Aim → Take the entries that follow and return only the lines from the one with "Extract all readable text from this page." through the final line, leaving every picture behind.

Records from a data collection

-- -- --

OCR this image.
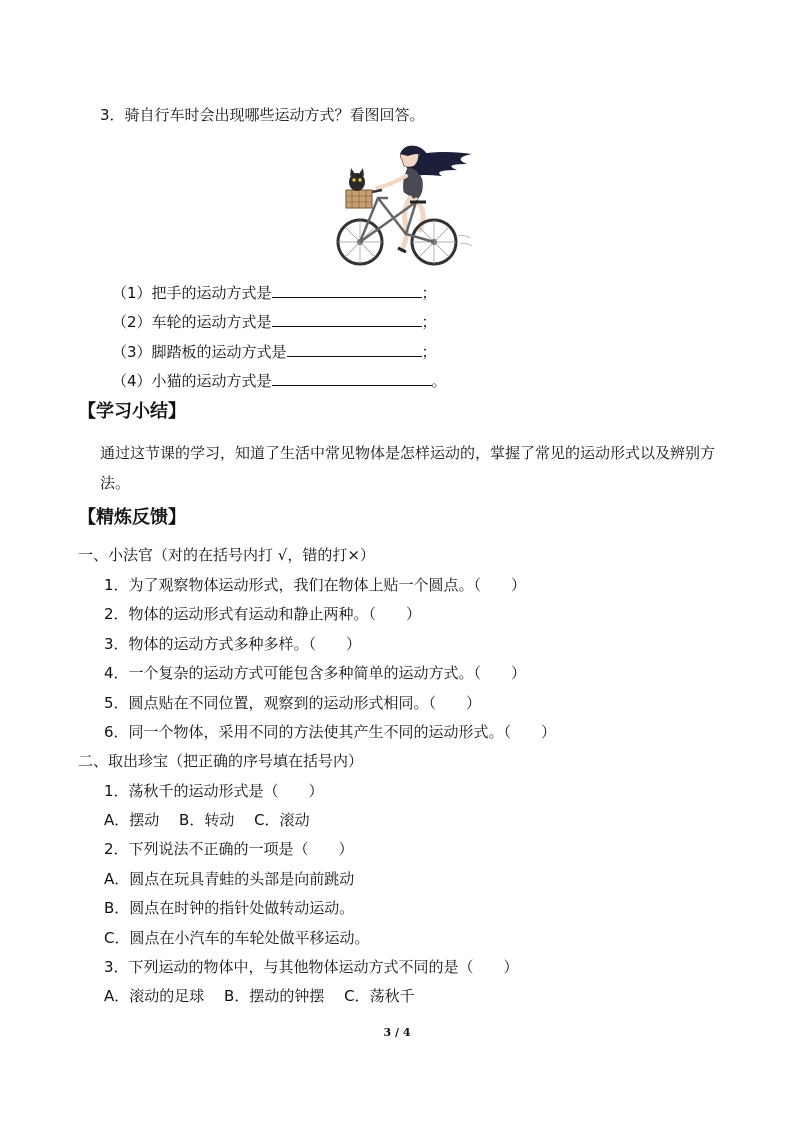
3．骑自行车时会出现哪些运动方式？看图回答。
（1）把手的运动方式是	；
（2）车轮的运动方式是	；
（3）脚踏板的运动方式是	；
（4）小猫的运动方式是	。
【学习小结】
通过这节课的学习，知道了生活中常见物体是怎样运动的，掌握了常见的运动形式以及辨别方法。
【精炼反馈】
一、小法官（对的在括号内打 √，错的打×）
1．为了观察物体运动形式，我们在物体上贴一个圆点。（　　）
2．物体的运动形式有运动和静止两种。（　　）
3．物体的运动方式多种多样。（　　）
4．一个复杂的运动方式可能包含多种简单的运动方式。（　　）
5．圆点贴在不同位置，观察到的运动形式相同。（　　）
6．同一个物体，采用不同的方法使其产生不同的运动形式。（　　）
二、取出珍宝（把正确的序号填在括号内）
1．荡秋千的运动形式是（　　）
A．摆动　 B．转动　 C．滚动
2．下列说法不正确的一项是（　　）
A．圆点在玩具青蛙的头部是向前跳动
B．圆点在时钟的指针处做转动运动。
C．圆点在小汽车的车轮处做平移运动。
3．下列运动的物体中，与其他物体运动方式不同的是（　　）
A．滚动的足球　 B．摆动的钟摆　 C．荡秋千
3 / 4
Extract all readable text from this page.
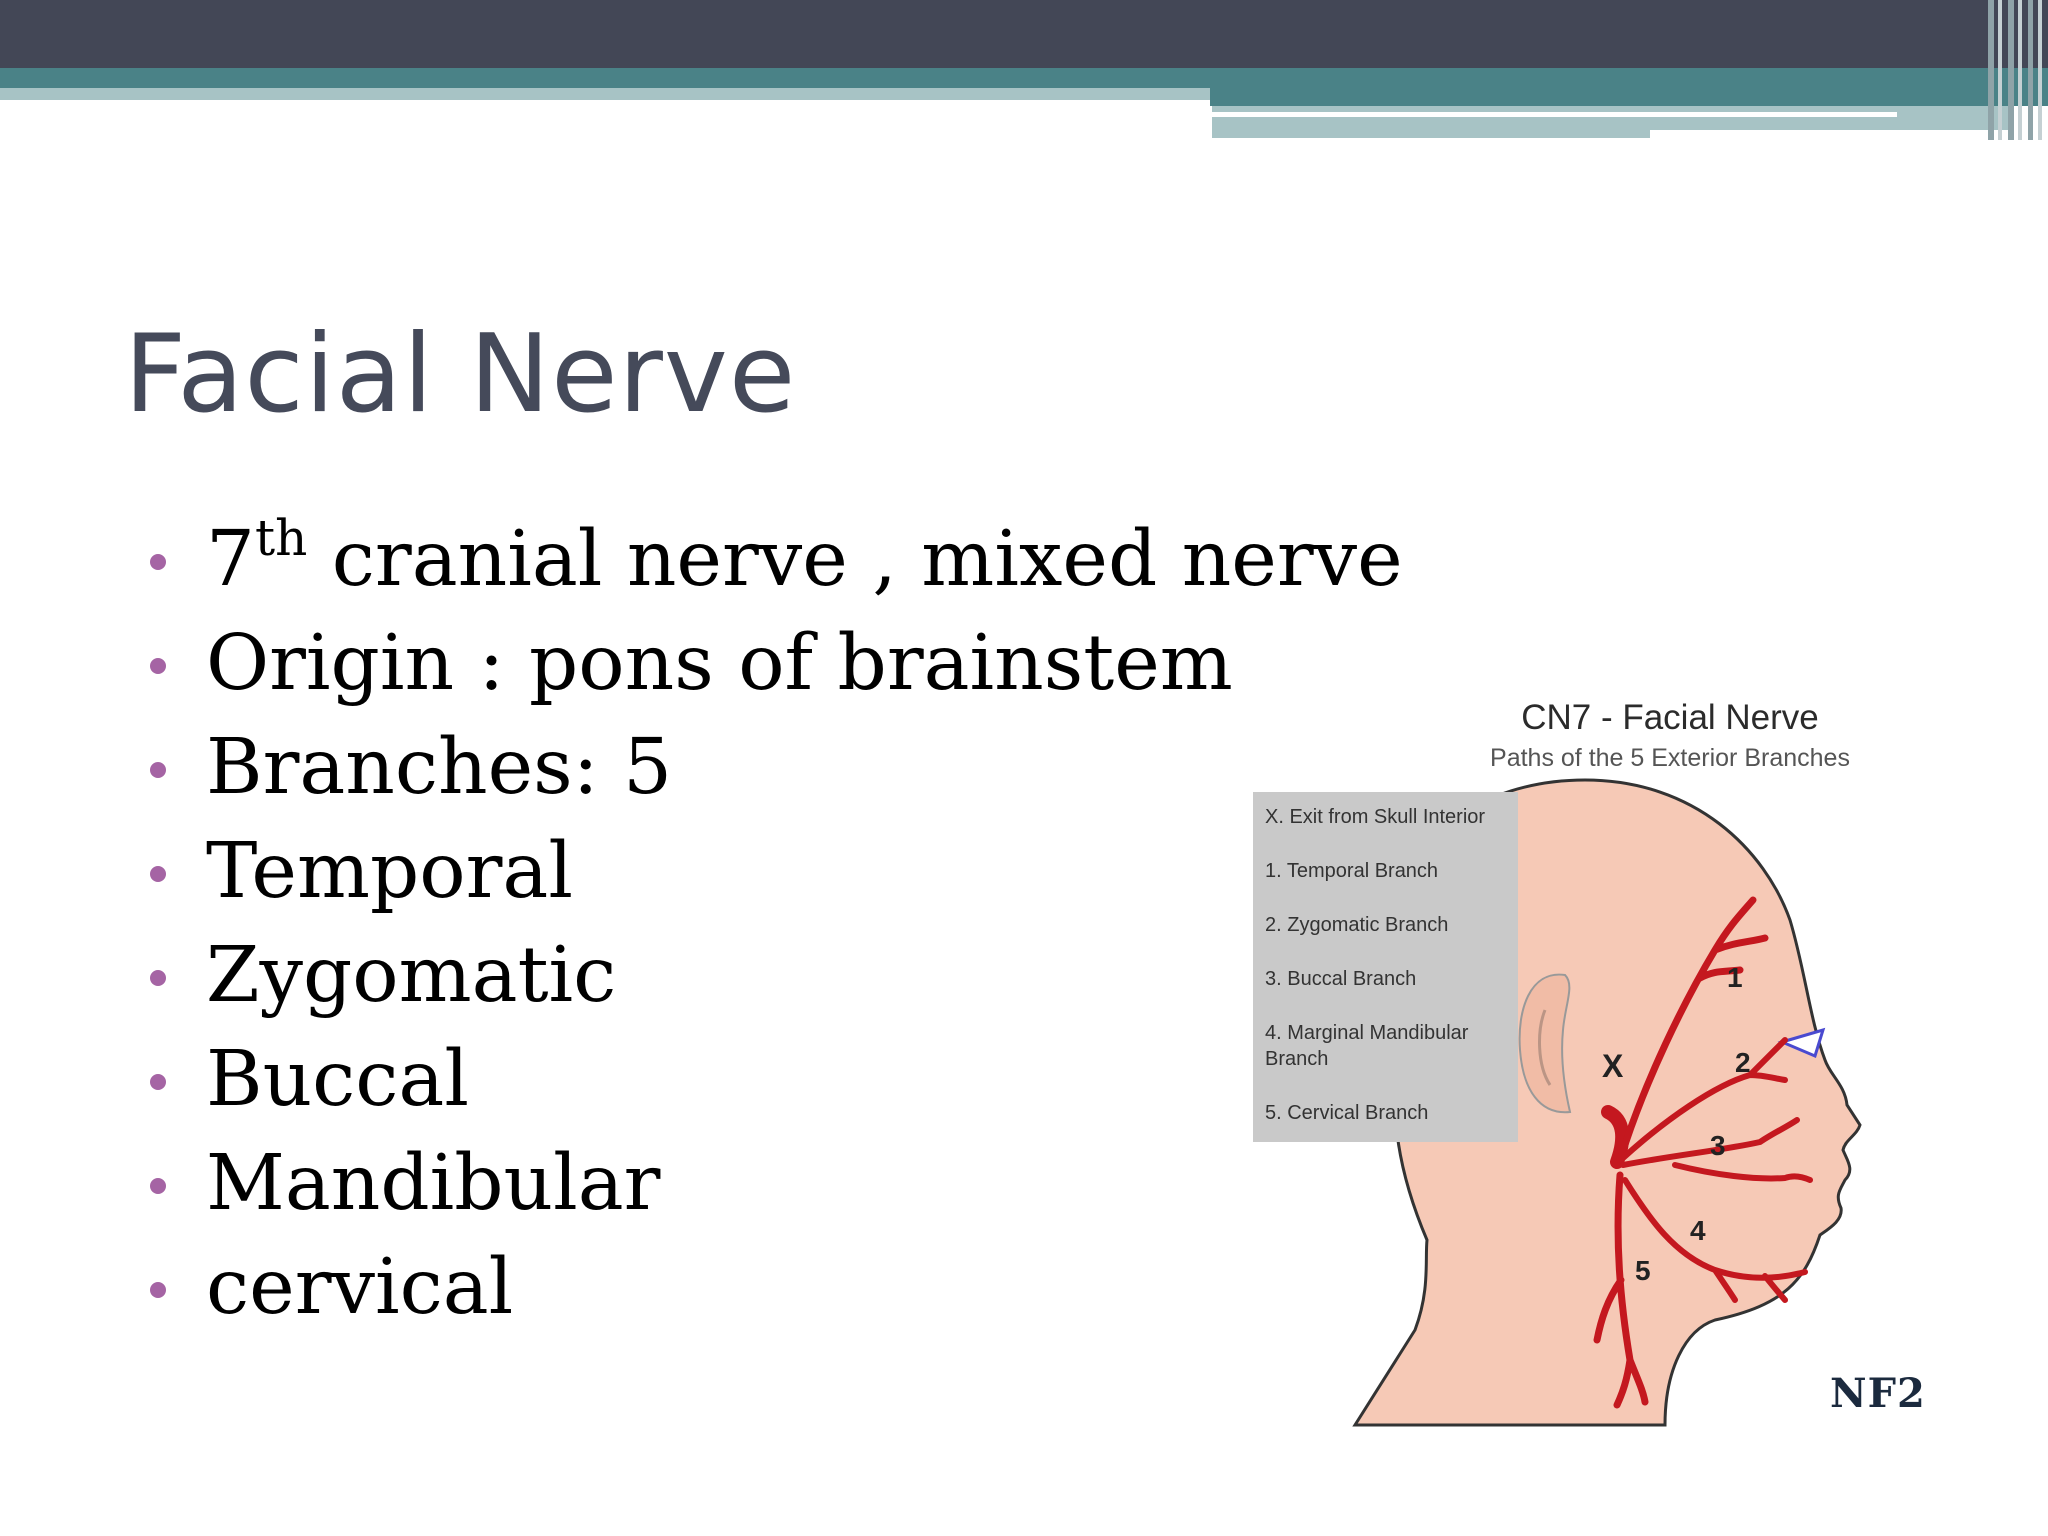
Facial Nerve
7th cranial nerve , mixed nerve
Origin : pons of brainstem
Branches: 5
Temporal
Zygomatic
Buccal
Mandibular
cervical
X
1
2
3
4
5
CN7 - Facial Nerve
Paths of the 5 Exterior Branches
X. Exit from Skull Interior
1. Temporal Branch
2. Zygomatic Branch
3. Buccal Branch
4. Marginal Mandibular Branch
5. Cervical Branch
NF2
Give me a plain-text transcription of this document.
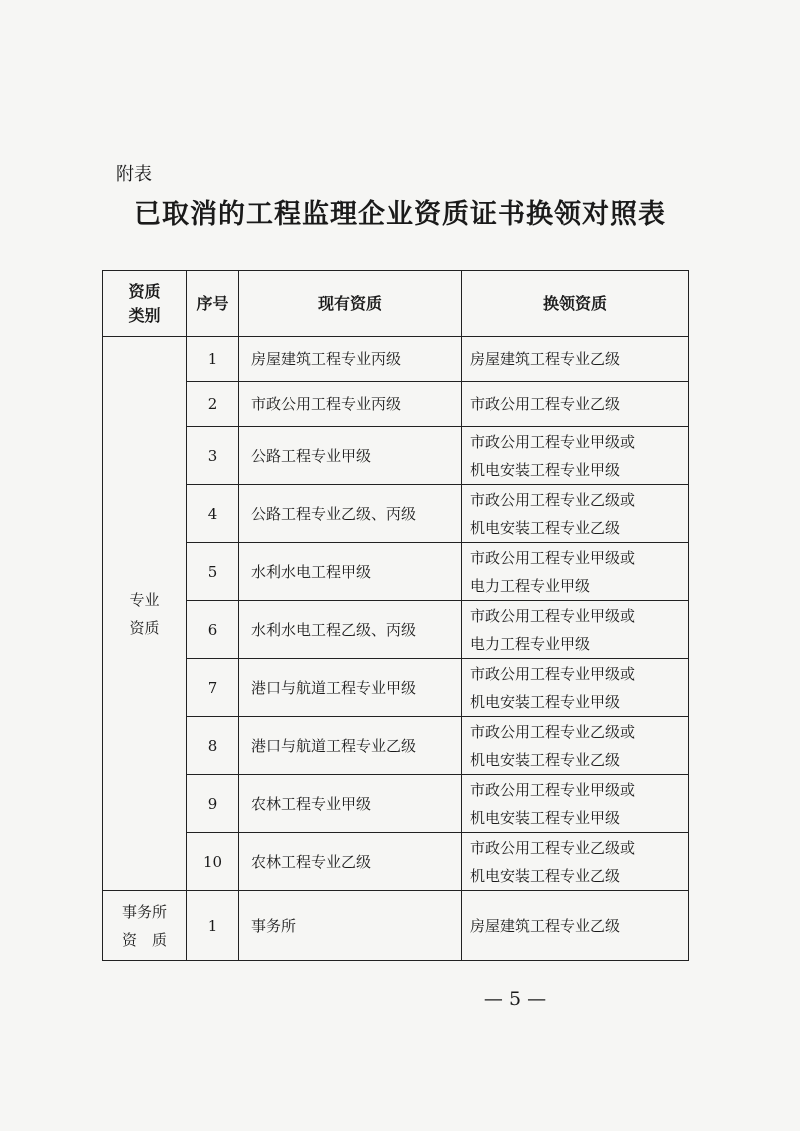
附表
已取消的工程监理企业资质证书换领对照表
资质
类别	序号	现有资质	换领资质

专业
资质	1	房屋建筑工程专业丙级	房屋建筑工程专业乙级

	2	市政公用工程专业丙级	市政公用工程专业乙级

	3	公路工程专业甲级	市政公用工程专业甲级或
机电安装工程专业甲级

	4	公路工程专业乙级、丙级	市政公用工程专业乙级或
机电安装工程专业乙级

	5	水利水电工程甲级	市政公用工程专业甲级或
电力工程专业甲级

	6	水利水电工程乙级、丙级	市政公用工程专业甲级或
电力工程专业甲级

	7	港口与航道工程专业甲级	市政公用工程专业甲级或
机电安装工程专业甲级

	8	港口与航道工程专业乙级	市政公用工程专业乙级或
机电安装工程专业乙级

	9	农林工程专业甲级	市政公用工程专业甲级或
机电安装工程专业甲级

	10	农林工程专业乙级	市政公用工程专业乙级或
机电安装工程专业乙级

事务所
资　质	1	事务所	房屋建筑工程专业乙级
— 5 —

-- -- --

The output →
Extract all readable text from this page.
Facial Nerve
7th cranial nerve , mixed nerve
Origin : pons of brainstem
Branches: 5
Temporal
Zygomatic
Buccal
Mandibular
cervical
X
1
2
3
4
5
CN7 - Facial Nerve
Paths of the 5 Exterior Branches
X. Exit from Skull Interior
1. Temporal Branch
2. Zygomatic Branch
3. Buccal Branch
4. Marginal Mandibular Branch
5. Cervical Branch
NF2
Give me a plain-text transcription of this document.
附表
已取消的工程监理企业资质证书换领对照表
资质
类别	序号	现有资质	换领资质

专业
资质	1	房屋建筑工程专业丙级	房屋建筑工程专业乙级

	2	市政公用工程专业丙级	市政公用工程专业乙级

	3	公路工程专业甲级	市政公用工程专业甲级或
机电安装工程专业甲级

	4	公路工程专业乙级、丙级	市政公用工程专业乙级或
机电安装工程专业乙级

	5	水利水电工程甲级	市政公用工程专业甲级或
电力工程专业甲级

	6	水利水电工程乙级、丙级	市政公用工程专业甲级或
电力工程专业甲级

	7	港口与航道工程专业甲级	市政公用工程专业甲级或
机电安装工程专业甲级

	8	港口与航道工程专业乙级	市政公用工程专业乙级或
机电安装工程专业乙级

	9	农林工程专业甲级	市政公用工程专业甲级或
机电安装工程专业甲级

	10	农林工程专业乙级	市政公用工程专业乙级或
机电安装工程专业乙级

事务所
资　质	1	事务所	房屋建筑工程专业乙级
— 5 —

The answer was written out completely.